### Goal of the exercise
Extract every line that includes the string "name".

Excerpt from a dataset
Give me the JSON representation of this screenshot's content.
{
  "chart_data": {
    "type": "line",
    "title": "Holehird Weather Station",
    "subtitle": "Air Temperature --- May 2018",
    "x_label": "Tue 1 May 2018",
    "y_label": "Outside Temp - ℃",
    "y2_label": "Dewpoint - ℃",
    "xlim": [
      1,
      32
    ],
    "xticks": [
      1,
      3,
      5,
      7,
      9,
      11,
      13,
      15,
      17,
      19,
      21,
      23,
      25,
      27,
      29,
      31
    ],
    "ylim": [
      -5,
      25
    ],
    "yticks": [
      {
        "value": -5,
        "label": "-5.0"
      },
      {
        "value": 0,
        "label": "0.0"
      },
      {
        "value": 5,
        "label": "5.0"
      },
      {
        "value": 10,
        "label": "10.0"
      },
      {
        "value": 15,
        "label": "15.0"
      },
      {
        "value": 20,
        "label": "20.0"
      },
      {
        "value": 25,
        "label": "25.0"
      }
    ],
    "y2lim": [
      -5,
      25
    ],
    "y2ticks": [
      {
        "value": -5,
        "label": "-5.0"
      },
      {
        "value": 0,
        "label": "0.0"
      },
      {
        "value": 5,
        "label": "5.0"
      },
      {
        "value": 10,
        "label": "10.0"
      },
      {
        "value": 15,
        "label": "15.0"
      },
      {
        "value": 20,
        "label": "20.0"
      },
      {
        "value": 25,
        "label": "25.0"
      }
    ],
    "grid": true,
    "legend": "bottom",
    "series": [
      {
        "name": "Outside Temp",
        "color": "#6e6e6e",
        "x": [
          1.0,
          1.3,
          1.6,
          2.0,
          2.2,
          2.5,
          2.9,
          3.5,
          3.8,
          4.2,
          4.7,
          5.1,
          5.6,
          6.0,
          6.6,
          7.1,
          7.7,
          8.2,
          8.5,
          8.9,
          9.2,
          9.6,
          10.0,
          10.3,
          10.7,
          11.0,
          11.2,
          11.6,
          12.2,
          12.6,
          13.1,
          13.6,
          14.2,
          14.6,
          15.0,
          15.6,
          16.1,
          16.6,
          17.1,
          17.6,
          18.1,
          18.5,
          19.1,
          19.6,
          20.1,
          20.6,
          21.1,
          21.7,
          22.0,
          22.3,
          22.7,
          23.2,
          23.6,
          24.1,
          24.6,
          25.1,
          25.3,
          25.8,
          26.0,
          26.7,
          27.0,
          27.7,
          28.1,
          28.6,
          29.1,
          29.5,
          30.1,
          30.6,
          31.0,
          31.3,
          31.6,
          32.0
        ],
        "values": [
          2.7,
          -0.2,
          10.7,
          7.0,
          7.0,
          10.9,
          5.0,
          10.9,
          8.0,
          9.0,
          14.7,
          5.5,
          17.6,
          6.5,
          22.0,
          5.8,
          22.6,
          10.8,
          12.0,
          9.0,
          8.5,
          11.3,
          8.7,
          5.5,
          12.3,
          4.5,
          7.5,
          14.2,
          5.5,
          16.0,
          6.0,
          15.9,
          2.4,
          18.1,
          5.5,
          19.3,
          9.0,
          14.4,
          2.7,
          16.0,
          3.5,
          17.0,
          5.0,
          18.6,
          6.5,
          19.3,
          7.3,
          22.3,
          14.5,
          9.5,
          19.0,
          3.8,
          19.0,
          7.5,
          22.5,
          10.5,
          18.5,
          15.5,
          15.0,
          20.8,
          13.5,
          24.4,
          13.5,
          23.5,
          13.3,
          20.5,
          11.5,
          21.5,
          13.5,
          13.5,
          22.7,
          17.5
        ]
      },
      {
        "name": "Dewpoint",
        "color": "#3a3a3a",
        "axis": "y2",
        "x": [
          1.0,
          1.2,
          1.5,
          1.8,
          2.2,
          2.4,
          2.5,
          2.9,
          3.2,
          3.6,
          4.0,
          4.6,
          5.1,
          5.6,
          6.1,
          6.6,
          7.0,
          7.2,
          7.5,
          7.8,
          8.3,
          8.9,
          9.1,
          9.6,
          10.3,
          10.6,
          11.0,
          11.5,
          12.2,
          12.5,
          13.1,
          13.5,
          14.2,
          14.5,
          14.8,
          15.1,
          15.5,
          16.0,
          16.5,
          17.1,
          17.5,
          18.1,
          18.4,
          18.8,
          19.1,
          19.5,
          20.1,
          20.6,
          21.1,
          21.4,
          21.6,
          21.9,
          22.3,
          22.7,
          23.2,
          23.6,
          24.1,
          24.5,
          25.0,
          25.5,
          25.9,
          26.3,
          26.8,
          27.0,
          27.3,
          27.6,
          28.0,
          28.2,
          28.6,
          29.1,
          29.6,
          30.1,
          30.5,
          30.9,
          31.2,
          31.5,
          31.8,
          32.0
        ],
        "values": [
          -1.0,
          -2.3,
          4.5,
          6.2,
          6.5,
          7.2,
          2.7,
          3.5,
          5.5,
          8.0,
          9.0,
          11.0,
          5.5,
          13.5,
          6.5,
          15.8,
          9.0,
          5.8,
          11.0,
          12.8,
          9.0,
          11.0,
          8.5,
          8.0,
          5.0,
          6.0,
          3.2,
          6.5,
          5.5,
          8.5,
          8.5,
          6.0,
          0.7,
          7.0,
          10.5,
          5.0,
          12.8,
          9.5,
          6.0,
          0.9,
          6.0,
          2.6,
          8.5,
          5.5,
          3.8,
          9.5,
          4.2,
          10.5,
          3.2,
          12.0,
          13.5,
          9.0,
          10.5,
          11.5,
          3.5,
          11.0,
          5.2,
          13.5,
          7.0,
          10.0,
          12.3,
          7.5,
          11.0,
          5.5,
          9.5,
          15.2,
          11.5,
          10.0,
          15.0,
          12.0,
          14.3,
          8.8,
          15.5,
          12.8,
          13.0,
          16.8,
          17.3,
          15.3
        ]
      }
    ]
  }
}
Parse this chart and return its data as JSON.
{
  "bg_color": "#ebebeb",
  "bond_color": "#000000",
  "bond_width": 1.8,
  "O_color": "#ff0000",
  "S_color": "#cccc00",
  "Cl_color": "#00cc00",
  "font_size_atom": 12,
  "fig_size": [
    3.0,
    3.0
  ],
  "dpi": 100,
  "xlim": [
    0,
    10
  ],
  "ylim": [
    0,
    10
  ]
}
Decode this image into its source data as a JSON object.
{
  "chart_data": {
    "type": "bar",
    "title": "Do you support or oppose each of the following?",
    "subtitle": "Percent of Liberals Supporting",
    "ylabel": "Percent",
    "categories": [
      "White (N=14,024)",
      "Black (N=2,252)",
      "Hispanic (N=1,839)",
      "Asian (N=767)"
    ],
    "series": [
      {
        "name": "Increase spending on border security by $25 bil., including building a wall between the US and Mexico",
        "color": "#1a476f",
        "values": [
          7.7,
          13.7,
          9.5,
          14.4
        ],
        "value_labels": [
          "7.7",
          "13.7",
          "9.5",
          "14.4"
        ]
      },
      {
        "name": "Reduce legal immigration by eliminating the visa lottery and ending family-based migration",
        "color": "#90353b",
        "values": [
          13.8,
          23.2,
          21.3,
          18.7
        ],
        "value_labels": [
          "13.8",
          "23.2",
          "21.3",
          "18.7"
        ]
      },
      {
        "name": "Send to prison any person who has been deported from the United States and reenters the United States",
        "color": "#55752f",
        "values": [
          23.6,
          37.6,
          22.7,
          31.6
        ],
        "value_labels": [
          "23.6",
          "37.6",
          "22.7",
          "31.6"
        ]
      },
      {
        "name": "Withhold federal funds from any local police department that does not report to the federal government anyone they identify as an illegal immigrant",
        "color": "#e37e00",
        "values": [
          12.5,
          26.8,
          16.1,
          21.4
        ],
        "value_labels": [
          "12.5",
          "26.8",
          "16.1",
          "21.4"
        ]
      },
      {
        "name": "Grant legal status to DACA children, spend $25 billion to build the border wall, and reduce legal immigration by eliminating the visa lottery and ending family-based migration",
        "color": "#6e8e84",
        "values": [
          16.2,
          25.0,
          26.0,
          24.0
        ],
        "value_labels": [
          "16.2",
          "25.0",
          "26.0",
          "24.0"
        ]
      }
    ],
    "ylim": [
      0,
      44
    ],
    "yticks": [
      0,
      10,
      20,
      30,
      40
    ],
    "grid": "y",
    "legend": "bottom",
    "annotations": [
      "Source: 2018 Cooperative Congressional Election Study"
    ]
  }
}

### Task solution
        "name": "Outside Temp",
        "name": "Dewpoint",
        "name": "Increase spending on border security by $25 bil., including building a wall between the US and Mexico",
        "name": "Reduce legal immigration by eliminating the visa lottery and ending family-based migration",
        "name": "Send to prison any person who has been deported from the United States and reenters the United States",
        "name": "Withhold federal funds from any local police department that does not report to the federal government anyone they identify as an illegal immigrant",
        "name": "Grant legal status to DACA children, spend $25 billion to build the border wall, and reduce legal immigration by eliminating the visa lottery and ending family-based migration",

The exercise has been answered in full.